▸ **EXERCISE OBJECTIVE**:
Could you output each line of the data that follows exactly?

══ GIVEN DATA

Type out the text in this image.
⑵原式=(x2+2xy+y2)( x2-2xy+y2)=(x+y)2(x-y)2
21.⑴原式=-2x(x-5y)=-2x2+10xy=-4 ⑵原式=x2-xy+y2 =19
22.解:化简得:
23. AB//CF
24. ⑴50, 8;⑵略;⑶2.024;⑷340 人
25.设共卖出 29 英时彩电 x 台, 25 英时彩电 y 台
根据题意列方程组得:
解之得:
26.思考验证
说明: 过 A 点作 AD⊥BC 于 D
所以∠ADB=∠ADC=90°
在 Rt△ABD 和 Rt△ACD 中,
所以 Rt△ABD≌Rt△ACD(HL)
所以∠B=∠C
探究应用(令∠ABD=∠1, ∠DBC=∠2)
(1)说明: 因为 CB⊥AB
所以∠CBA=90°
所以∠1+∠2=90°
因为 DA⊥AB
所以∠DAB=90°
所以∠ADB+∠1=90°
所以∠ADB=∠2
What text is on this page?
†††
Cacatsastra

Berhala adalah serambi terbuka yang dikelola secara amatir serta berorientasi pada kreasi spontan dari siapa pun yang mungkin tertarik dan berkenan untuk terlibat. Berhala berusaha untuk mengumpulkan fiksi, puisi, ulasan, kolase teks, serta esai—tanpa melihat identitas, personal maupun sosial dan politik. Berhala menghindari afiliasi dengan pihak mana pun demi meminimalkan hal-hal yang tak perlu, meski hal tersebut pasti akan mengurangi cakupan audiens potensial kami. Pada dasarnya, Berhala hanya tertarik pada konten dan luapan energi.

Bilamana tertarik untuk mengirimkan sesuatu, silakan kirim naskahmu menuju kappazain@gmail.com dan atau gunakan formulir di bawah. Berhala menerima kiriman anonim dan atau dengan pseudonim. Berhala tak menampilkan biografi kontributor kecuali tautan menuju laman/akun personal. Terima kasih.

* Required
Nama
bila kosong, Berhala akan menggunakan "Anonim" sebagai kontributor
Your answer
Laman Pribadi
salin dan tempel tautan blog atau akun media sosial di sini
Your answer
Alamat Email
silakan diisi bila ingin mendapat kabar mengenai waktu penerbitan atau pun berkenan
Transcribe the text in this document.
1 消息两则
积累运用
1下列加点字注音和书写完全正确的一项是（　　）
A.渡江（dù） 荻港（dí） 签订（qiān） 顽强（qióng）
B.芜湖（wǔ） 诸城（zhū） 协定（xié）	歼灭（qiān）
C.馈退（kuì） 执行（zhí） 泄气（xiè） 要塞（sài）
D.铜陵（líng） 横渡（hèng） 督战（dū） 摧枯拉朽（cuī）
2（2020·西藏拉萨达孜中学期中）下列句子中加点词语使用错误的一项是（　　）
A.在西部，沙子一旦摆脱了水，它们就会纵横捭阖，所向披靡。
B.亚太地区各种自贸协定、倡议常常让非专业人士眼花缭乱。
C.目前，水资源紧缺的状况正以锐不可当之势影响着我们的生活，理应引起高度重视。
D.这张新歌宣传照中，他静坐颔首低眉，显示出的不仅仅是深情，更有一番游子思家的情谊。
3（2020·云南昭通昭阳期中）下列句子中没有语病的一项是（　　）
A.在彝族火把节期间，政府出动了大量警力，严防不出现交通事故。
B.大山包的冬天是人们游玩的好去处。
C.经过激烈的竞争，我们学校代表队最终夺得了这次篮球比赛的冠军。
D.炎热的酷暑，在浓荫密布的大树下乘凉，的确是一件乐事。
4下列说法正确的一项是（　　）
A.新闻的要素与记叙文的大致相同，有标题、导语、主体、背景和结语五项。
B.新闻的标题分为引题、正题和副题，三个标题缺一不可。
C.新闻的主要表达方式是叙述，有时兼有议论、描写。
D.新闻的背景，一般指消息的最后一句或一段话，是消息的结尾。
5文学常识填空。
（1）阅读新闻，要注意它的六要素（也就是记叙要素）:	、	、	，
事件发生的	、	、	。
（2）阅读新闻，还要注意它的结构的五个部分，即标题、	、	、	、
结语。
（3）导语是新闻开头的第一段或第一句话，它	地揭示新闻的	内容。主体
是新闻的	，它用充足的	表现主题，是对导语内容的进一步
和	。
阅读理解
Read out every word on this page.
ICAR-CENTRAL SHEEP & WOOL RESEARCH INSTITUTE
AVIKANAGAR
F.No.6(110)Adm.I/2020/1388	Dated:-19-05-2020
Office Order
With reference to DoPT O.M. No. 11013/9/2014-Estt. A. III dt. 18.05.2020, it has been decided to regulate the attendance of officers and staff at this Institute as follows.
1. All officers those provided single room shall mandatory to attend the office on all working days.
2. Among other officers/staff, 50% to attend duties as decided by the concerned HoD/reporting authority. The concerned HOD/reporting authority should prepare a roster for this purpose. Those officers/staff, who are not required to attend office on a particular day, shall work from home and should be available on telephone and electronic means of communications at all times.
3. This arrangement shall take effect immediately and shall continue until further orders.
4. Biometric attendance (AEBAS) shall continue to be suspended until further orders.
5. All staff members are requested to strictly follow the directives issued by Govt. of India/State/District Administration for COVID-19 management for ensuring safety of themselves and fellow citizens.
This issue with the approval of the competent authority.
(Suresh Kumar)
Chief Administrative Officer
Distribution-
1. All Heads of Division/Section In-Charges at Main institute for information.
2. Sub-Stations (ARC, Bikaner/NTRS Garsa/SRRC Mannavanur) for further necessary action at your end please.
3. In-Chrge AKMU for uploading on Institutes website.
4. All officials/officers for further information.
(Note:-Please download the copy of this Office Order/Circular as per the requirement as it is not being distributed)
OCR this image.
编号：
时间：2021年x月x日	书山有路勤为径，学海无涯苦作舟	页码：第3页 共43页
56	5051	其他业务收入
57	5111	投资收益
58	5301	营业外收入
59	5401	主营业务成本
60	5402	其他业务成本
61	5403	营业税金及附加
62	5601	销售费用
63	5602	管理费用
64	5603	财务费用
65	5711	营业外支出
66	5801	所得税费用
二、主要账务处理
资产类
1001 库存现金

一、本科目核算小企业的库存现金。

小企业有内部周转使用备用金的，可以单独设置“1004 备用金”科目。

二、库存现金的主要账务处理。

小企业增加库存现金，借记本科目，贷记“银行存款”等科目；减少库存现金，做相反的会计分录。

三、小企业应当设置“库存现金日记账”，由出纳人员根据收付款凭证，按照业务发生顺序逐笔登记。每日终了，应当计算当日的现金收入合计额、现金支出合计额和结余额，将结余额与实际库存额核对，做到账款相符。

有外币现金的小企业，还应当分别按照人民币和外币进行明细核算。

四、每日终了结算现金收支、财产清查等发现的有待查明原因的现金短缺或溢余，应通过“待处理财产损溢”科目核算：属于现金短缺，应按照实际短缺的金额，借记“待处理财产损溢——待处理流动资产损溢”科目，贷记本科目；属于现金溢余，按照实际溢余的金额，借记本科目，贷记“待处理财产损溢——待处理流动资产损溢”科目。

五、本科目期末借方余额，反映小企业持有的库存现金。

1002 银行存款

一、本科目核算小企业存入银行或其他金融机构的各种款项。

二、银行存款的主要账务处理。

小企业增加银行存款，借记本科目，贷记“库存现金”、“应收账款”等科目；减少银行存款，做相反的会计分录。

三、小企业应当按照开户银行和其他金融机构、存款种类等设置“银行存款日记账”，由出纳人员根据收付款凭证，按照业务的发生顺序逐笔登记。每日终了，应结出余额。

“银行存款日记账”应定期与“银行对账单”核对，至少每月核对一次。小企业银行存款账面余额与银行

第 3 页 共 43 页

════

▸ **ANSWER TO THE TASK**:
Type out the text in this image.
⑵原式=(x2+2xy+y2)( x2-2xy+y2)=(x+y)2(x-y)2
21.⑴原式=-2x(x-5y)=-2x2+10xy=-4 ⑵原式=x2-xy+y2 =19
22.解:化简得:
23. AB//CF
24. ⑴50, 8;⑵略;⑶2.024;⑷340 人
25.设共卖出 29 英时彩电 x 台, 25 英时彩电 y 台
根据题意列方程组得:
解之得:
26.思考验证
说明: 过 A 点作 AD⊥BC 于 D
所以∠ADB=∠ADC=90°
在 Rt△ABD 和 Rt△ACD 中,
所以 Rt△ABD≌Rt△ACD(HL)
所以∠B=∠C
探究应用(令∠ABD=∠1, ∠DBC=∠2)
(1)说明: 因为 CB⊥AB
所以∠CBA=90°
所以∠1+∠2=90°
因为 DA⊥AB
所以∠DAB=90°
所以∠ADB+∠1=90°
所以∠ADB=∠2
What text is on this page?
†††
Cacatsastra

Berhala adalah serambi terbuka yang dikelola secara amatir serta berorientasi pada kreasi spontan dari siapa pun yang mungkin tertarik dan berkenan untuk terlibat. Berhala berusaha untuk mengumpulkan fiksi, puisi, ulasan, kolase teks, serta esai—tanpa melihat identitas, personal maupun sosial dan politik. Berhala menghindari afiliasi dengan pihak mana pun demi meminimalkan hal-hal yang tak perlu, meski hal tersebut pasti akan mengurangi cakupan audiens potensial kami. Pada dasarnya, Berhala hanya tertarik pada konten dan luapan energi.

Bilamana tertarik untuk mengirimkan sesuatu, silakan kirim naskahmu menuju kappazain@gmail.com dan atau gunakan formulir di bawah. Berhala menerima kiriman anonim dan atau dengan pseudonim. Berhala tak menampilkan biografi kontributor kecuali tautan menuju laman/akun personal. Terima kasih.

* Required
Nama
bila kosong, Berhala akan menggunakan "Anonim" sebagai kontributor
Your answer
Laman Pribadi
salin dan tempel tautan blog atau akun media sosial di sini
Your answer
Alamat Email
silakan diisi bila ingin mendapat kabar mengenai waktu penerbitan atau pun berkenan
Transcribe the text in this document.
1 消息两则
积累运用
1下列加点字注音和书写完全正确的一项是（　　）
A.渡江（dù） 荻港（dí） 签订（qiān） 顽强（qióng）
B.芜湖（wǔ） 诸城（zhū） 协定（xié）	歼灭（qiān）
C.馈退（kuì） 执行（zhí） 泄气（xiè） 要塞（sài）
D.铜陵（líng） 横渡（hèng） 督战（dū） 摧枯拉朽（cuī）
2（2020·西藏拉萨达孜中学期中）下列句子中加点词语使用错误的一项是（　　）
A.在西部，沙子一旦摆脱了水，它们就会纵横捭阖，所向披靡。
B.亚太地区各种自贸协定、倡议常常让非专业人士眼花缭乱。
C.目前，水资源紧缺的状况正以锐不可当之势影响着我们的生活，理应引起高度重视。
D.这张新歌宣传照中，他静坐颔首低眉，显示出的不仅仅是深情，更有一番游子思家的情谊。
3（2020·云南昭通昭阳期中）下列句子中没有语病的一项是（　　）
A.在彝族火把节期间，政府出动了大量警力，严防不出现交通事故。
B.大山包的冬天是人们游玩的好去处。
C.经过激烈的竞争，我们学校代表队最终夺得了这次篮球比赛的冠军。
D.炎热的酷暑，在浓荫密布的大树下乘凉，的确是一件乐事。
4下列说法正确的一项是（　　）
A.新闻的要素与记叙文的大致相同，有标题、导语、主体、背景和结语五项。
B.新闻的标题分为引题、正题和副题，三个标题缺一不可。
C.新闻的主要表达方式是叙述，有时兼有议论、描写。
D.新闻的背景，一般指消息的最后一句或一段话，是消息的结尾。
5文学常识填空。
（1）阅读新闻，要注意它的六要素（也就是记叙要素）:	、	、	，
事件发生的	、	、	。
（2）阅读新闻，还要注意它的结构的五个部分，即标题、	、	、	、
结语。
（3）导语是新闻开头的第一段或第一句话，它	地揭示新闻的	内容。主体
是新闻的	，它用充足的	表现主题，是对导语内容的进一步
和	。
阅读理解
Read out every word on this page.
ICAR-CENTRAL SHEEP & WOOL RESEARCH INSTITUTE
AVIKANAGAR
F.No.6(110)Adm.I/2020/1388	Dated:-19-05-2020
Office Order
With reference to DoPT O.M. No. 11013/9/2014-Estt. A. III dt. 18.05.2020, it has been decided to regulate the attendance of officers and staff at this Institute as follows.
1. All officers those provided single room shall mandatory to attend the office on all working days.
2. Among other officers/staff, 50% to attend duties as decided by the concerned HoD/reporting authority. The concerned HOD/reporting authority should prepare a roster for this purpose. Those officers/staff, who are not required to attend office on a particular day, shall work from home and should be available on telephone and electronic means of communications at all times.
3. This arrangement shall take effect immediately and shall continue until further orders.
4. Biometric attendance (AEBAS) shall continue to be suspended until further orders.
5. All staff members are requested to strictly follow the directives issued by Govt. of India/State/District Administration for COVID-19 management for ensuring safety of themselves and fellow citizens.
This issue with the approval of the competent authority.
(Suresh Kumar)
Chief Administrative Officer
Distribution-
1. All Heads of Division/Section In-Charges at Main institute for information.
2. Sub-Stations (ARC, Bikaner/NTRS Garsa/SRRC Mannavanur) for further necessary action at your end please.
3. In-Chrge AKMU for uploading on Institutes website.
4. All officials/officers for further information.
(Note:-Please download the copy of this Office Order/Circular as per the requirement as it is not being distributed)
OCR this image.
编号：
时间：2021年x月x日	书山有路勤为径，学海无涯苦作舟	页码：第3页 共43页
56	5051	其他业务收入
57	5111	投资收益
58	5301	营业外收入
59	5401	主营业务成本
60	5402	其他业务成本
61	5403	营业税金及附加
62	5601	销售费用
63	5602	管理费用
64	5603	财务费用
65	5711	营业外支出
66	5801	所得税费用
二、主要账务处理
资产类
1001 库存现金

一、本科目核算小企业的库存现金。

小企业有内部周转使用备用金的，可以单独设置“1004 备用金”科目。

二、库存现金的主要账务处理。

小企业增加库存现金，借记本科目，贷记“银行存款”等科目；减少库存现金，做相反的会计分录。

三、小企业应当设置“库存现金日记账”，由出纳人员根据收付款凭证，按照业务发生顺序逐笔登记。每日终了，应当计算当日的现金收入合计额、现金支出合计额和结余额，将结余额与实际库存额核对，做到账款相符。

有外币现金的小企业，还应当分别按照人民币和外币进行明细核算。

四、每日终了结算现金收支、财产清查等发现的有待查明原因的现金短缺或溢余，应通过“待处理财产损溢”科目核算：属于现金短缺，应按照实际短缺的金额，借记“待处理财产损溢——待处理流动资产损溢”科目，贷记本科目；属于现金溢余，按照实际溢余的金额，借记本科目，贷记“待处理财产损溢——待处理流动资产损溢”科目。

五、本科目期末借方余额，反映小企业持有的库存现金。

1002 银行存款

一、本科目核算小企业存入银行或其他金融机构的各种款项。

二、银行存款的主要账务处理。

小企业增加银行存款，借记本科目，贷记“库存现金”、“应收账款”等科目；减少银行存款，做相反的会计分录。

三、小企业应当按照开户银行和其他金融机构、存款种类等设置“银行存款日记账”，由出纳人员根据收付款凭证，按照业务的发生顺序逐笔登记。每日终了，应结出余额。

“银行存款日记账”应定期与“银行对账单”核对，至少每月核对一次。小企业银行存款账面余额与银行

第 3 页 共 43 页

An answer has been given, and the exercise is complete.